# Ok what am I doing wrong?



## Mad Professor (Oct 3, 2008)

My 44 gallon is not going to well.

I swapped out a 10k/act03 bulb with a 10k/6700k and I'm still getting brown stuff every where.

All I have are these two pieces of wisteria and one piece of java fern not very big, but not growing or adapting at all to thee tank.

I don't know what the problem is.

Do I not have enough plants in the tank absorbing all the resources causing my the brown/diatoms to go crazy.

The light is set on a timer to turn on at 4PM and shut off at 10PM.
I have 4 Tiger Barbs, 2 black skirts, 3 emerald cory cats.
I do bi-weekly water changes 50-75%, and I don't dose the tank at all, but do have a bottle of flourish on hand, just in case.

What am I doing wrong? 

Please be sure to bring some 2x4 to beat me till I get it right.
:chair:


----------



## zyglet (May 16, 2009)

I think... 1 watt per gallon is usually good for freshwater... unless you have a really tall tank then 1.5 to 2.5 watts per gallon is ok. The brown stuff is probably algae from too much light.... are you trying to have a planted tank or a really bright fish tank???? cause a shallow tank and a plant bulb would work better then the 10K


----------



## Mad Professor (Oct 3, 2008)

RESURRECTING THIS THREAD! COME BACK TO LIFE! COME BACK! IT'S NOT YET YOUR TIME!..

SERIOUSLY! ***? Changed out the bulb about month ago and now I have all green algae with some brown diatoms.

Plants are growing new leafs but at the cost of it existing grown ones

**** is killing my wisteria.

Too much light? I've been playing with it jumping from 6 to 8 to 12 hours.
At 6 hours, light algae but extremely slow growth on plants.
At 8 hours, medium to heavy Algae, slow to ok growth on plants, normal like in the 20Gal.
At 12 Hours, Extreme algae, fast growth on plants.

The 44 gallon below, I've taken today. BTW in the middle of PWC, water cloudy from stirring the gravel up and scrubbing the glass.

little blurry, took it with my BB phone. Also Sorry for the slow load, it's on my personal web server.

The wisteria.



























It used to look like this two weeks ago.









I moved it from the 20 gallon into the 44 gallon.


but my 20 gallon isn't suffering this problem, it does have some algae but it's manageable.




































Yes I know, old cd-rom drives very ghetto.

The 44 gallon had some rocks but the algae over took it and I had to remove it and black it out and UV it to DESTROY THAT F-ING ALGAE!

Sorry for the cussing but this is frustrating.

What should I do?


----------



## jones57742 (Sep 8, 2007)

Aim — Return the passage of the aquarium thread starting with "I swapped out" and going on through "just in case.", word for word. The listing plays no part in this exercise.

Supplied entries —

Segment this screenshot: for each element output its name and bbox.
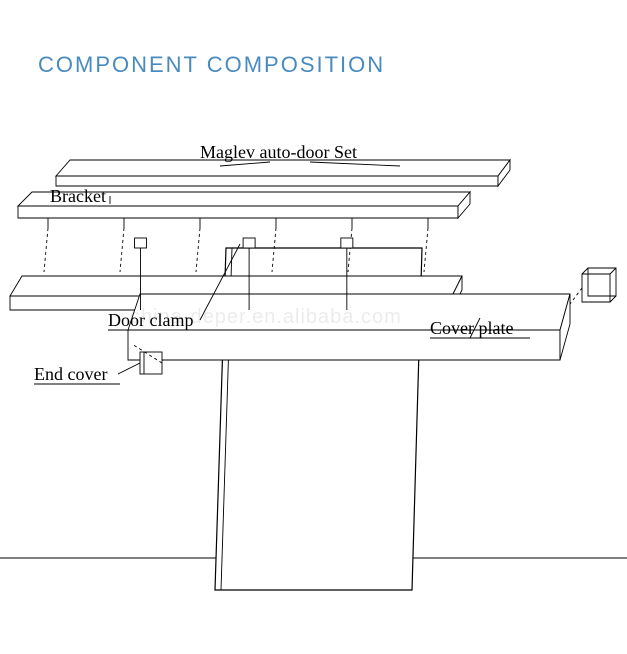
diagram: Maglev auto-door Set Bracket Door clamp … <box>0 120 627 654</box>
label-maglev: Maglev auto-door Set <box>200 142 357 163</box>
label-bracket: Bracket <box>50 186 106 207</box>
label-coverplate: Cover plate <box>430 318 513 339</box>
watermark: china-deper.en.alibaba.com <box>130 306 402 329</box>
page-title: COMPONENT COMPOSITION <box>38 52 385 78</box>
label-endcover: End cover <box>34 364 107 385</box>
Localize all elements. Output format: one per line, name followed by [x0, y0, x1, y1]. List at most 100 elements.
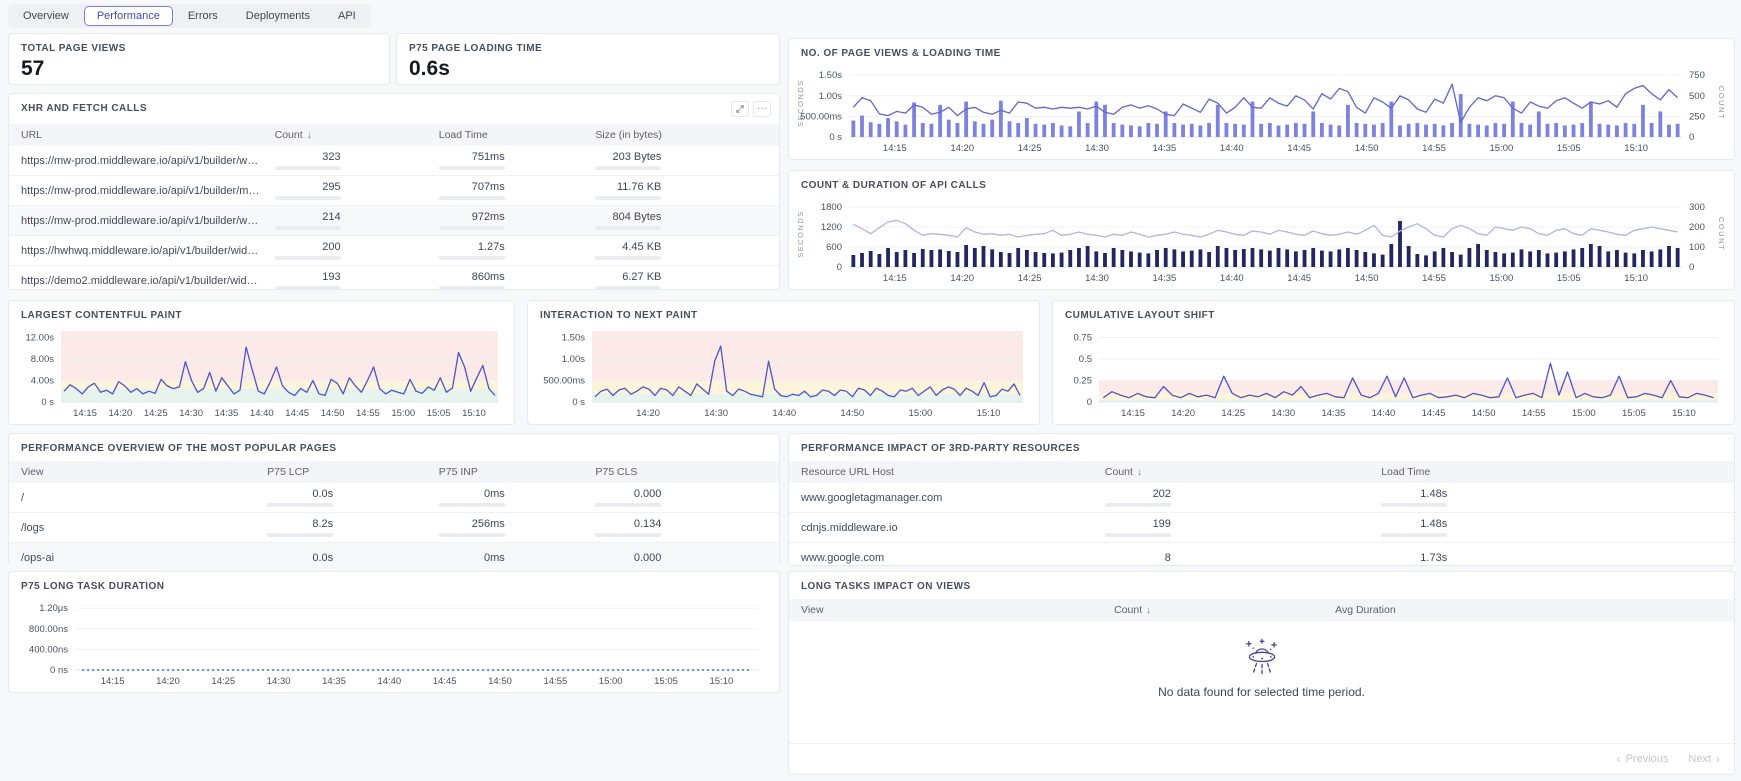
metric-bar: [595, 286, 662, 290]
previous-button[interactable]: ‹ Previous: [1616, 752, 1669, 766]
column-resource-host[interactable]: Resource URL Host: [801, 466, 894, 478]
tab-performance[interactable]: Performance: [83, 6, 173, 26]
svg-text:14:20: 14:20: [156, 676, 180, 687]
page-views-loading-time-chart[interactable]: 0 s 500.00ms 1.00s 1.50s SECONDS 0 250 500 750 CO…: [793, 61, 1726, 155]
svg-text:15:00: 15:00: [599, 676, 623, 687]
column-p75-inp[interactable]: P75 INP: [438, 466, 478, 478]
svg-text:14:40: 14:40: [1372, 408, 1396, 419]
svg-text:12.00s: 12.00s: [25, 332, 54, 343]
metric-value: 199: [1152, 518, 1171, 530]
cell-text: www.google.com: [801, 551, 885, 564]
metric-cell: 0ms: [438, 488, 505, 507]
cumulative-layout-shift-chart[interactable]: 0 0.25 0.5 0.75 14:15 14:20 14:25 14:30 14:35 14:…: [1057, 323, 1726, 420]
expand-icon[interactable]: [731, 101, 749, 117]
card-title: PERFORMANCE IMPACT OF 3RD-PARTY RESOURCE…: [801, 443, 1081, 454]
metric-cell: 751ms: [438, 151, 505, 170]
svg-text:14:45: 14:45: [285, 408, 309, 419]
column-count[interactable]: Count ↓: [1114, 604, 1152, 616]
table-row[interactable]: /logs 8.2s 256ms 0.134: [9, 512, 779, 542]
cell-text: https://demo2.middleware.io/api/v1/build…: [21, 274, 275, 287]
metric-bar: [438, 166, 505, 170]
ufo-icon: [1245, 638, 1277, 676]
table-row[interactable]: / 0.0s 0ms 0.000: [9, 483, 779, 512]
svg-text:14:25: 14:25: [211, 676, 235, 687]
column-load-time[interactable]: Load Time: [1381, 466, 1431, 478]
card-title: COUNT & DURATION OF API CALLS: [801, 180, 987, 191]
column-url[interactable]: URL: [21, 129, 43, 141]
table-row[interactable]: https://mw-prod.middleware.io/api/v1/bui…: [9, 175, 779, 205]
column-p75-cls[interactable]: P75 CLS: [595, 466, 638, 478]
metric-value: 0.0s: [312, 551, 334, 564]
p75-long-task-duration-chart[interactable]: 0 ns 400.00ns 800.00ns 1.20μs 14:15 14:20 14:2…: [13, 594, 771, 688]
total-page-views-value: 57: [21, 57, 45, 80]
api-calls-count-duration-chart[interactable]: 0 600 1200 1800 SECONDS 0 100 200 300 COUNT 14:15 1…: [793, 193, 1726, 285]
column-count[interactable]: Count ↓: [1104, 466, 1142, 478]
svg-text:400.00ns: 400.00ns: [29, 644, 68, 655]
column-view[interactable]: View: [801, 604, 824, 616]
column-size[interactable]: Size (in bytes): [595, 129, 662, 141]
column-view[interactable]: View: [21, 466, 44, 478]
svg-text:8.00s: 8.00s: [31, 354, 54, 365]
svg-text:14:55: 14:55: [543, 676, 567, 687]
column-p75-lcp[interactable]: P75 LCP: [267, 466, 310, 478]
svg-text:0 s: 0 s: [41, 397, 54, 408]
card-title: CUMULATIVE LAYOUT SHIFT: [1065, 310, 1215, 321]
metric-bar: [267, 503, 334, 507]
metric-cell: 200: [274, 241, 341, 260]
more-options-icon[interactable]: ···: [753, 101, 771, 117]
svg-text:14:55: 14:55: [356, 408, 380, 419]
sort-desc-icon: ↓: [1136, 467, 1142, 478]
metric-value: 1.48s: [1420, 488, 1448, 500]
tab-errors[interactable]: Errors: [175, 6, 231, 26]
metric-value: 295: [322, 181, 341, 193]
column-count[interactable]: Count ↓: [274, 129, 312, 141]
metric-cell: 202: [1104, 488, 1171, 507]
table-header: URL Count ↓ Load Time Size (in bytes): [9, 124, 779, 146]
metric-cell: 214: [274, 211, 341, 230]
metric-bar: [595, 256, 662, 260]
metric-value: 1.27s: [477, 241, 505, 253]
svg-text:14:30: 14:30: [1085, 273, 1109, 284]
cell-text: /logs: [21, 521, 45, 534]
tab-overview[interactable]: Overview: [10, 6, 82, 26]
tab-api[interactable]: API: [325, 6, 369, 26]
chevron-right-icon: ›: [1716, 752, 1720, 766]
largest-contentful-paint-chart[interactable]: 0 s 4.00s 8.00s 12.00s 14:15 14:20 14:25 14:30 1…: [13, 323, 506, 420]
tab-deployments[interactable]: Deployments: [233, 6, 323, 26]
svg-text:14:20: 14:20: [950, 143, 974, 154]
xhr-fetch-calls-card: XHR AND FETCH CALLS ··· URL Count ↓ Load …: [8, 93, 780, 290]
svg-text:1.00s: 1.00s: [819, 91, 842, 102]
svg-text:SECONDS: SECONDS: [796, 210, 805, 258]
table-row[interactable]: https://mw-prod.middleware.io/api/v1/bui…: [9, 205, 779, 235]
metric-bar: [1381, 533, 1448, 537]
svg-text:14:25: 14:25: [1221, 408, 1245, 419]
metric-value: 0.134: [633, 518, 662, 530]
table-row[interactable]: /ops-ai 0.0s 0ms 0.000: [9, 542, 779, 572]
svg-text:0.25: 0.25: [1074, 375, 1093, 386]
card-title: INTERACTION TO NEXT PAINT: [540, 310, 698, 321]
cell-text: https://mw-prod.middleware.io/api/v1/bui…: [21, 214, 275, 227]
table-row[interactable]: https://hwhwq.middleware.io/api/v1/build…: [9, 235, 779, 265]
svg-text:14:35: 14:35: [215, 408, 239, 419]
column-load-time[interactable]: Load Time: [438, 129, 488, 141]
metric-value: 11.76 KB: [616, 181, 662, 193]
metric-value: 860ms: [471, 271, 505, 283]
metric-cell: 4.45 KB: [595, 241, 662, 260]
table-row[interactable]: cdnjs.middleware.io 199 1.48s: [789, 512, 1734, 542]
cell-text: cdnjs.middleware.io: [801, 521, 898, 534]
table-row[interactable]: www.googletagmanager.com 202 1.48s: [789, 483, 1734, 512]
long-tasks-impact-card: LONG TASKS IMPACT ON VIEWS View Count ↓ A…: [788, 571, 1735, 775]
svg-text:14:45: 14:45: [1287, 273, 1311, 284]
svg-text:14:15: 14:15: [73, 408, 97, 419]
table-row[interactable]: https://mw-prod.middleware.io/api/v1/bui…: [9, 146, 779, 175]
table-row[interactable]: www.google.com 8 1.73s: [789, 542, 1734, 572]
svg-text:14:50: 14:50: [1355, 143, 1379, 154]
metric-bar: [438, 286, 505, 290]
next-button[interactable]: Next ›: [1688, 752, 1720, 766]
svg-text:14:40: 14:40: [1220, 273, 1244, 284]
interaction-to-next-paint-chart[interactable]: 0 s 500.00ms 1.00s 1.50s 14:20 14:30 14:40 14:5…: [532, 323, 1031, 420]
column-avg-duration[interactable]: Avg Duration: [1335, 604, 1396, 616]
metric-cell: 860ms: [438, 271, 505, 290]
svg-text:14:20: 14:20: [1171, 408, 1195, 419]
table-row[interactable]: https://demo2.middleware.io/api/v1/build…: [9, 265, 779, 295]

---

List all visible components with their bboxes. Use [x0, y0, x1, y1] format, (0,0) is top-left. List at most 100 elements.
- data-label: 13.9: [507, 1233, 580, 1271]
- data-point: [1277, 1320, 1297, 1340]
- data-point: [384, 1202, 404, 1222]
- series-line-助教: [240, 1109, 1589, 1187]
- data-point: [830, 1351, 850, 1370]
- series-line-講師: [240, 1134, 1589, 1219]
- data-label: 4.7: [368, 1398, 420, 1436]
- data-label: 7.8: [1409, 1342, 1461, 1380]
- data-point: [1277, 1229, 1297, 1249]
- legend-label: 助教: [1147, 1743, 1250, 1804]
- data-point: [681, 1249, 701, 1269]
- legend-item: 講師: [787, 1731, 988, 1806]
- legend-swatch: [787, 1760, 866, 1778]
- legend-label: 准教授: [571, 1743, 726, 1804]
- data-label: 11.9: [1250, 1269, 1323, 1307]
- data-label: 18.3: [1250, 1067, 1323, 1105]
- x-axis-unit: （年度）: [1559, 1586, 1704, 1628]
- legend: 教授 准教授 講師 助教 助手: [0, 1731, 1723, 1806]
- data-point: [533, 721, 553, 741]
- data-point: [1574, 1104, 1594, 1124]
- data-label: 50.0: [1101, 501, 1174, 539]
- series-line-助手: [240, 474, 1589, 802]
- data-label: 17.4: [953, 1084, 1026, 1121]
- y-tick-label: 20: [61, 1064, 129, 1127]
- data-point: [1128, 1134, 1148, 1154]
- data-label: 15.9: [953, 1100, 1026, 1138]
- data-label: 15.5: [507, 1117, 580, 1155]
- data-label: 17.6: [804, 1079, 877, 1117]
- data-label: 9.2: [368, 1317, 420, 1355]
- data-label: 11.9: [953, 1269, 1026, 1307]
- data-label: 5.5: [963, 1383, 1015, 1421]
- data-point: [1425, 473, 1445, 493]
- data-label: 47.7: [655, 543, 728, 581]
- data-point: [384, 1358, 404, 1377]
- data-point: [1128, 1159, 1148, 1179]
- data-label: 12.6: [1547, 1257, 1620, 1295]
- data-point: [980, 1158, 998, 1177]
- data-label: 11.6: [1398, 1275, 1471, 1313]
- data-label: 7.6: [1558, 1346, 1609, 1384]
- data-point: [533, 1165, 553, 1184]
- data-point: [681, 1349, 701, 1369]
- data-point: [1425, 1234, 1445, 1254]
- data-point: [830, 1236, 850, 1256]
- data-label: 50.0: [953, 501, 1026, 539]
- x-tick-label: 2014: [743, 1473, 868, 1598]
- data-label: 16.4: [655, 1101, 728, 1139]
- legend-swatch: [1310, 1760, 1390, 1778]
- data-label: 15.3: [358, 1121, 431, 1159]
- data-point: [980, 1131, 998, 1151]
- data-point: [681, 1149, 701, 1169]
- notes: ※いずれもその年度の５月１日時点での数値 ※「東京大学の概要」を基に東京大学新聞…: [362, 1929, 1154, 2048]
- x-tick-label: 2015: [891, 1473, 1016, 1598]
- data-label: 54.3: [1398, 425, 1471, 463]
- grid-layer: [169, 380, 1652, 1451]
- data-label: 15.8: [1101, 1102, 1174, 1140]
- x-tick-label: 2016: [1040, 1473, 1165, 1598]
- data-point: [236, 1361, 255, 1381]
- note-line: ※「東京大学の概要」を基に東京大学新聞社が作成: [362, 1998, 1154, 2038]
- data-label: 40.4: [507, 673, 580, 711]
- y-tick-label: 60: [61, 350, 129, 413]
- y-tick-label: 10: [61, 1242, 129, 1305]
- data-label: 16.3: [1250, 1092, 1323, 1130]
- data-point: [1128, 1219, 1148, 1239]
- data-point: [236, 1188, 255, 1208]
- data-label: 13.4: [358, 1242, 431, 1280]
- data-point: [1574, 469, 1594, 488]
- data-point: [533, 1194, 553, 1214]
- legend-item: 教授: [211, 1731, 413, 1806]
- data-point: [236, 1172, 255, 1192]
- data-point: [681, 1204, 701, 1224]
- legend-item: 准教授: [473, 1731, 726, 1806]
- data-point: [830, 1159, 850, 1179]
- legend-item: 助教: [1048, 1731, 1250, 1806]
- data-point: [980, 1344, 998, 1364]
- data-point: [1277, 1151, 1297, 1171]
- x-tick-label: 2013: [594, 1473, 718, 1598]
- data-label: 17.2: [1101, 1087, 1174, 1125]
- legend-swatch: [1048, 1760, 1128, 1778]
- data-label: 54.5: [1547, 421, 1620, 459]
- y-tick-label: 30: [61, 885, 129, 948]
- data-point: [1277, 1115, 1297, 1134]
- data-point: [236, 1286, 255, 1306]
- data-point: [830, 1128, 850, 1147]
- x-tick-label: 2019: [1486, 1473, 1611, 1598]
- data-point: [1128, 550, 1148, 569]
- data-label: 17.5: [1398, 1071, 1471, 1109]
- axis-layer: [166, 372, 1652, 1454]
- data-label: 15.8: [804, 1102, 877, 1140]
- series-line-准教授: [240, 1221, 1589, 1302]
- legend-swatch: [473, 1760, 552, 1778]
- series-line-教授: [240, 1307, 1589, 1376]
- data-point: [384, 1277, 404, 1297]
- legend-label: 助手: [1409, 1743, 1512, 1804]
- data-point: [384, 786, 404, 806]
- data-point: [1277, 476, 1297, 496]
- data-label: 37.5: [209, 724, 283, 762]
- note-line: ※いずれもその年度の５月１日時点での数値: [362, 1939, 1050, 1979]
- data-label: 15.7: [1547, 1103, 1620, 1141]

Result of the exercise —
I swapped out a 10k/act03 bulb with a 10k/6700k and I'm still getting brown stuff every where.

All I have are these two pieces of wisteria and one piece of java fern not very big, but not growing or adapting at all to thee tank.

I don't know what the problem is.

Do I not have enough plants in the tank absorbing all the resources causing my the brown/diatoms to go crazy.

The light is set on a timer to turn on at 4PM and shut off at 10PM.
I have 4 Tiger Barbs, 2 black skirts, 3 emerald cory cats.
I do bi-weekly water changes 50-75%, and I don't dose the tank at all, but do have a bottle of flourish on hand, just in case.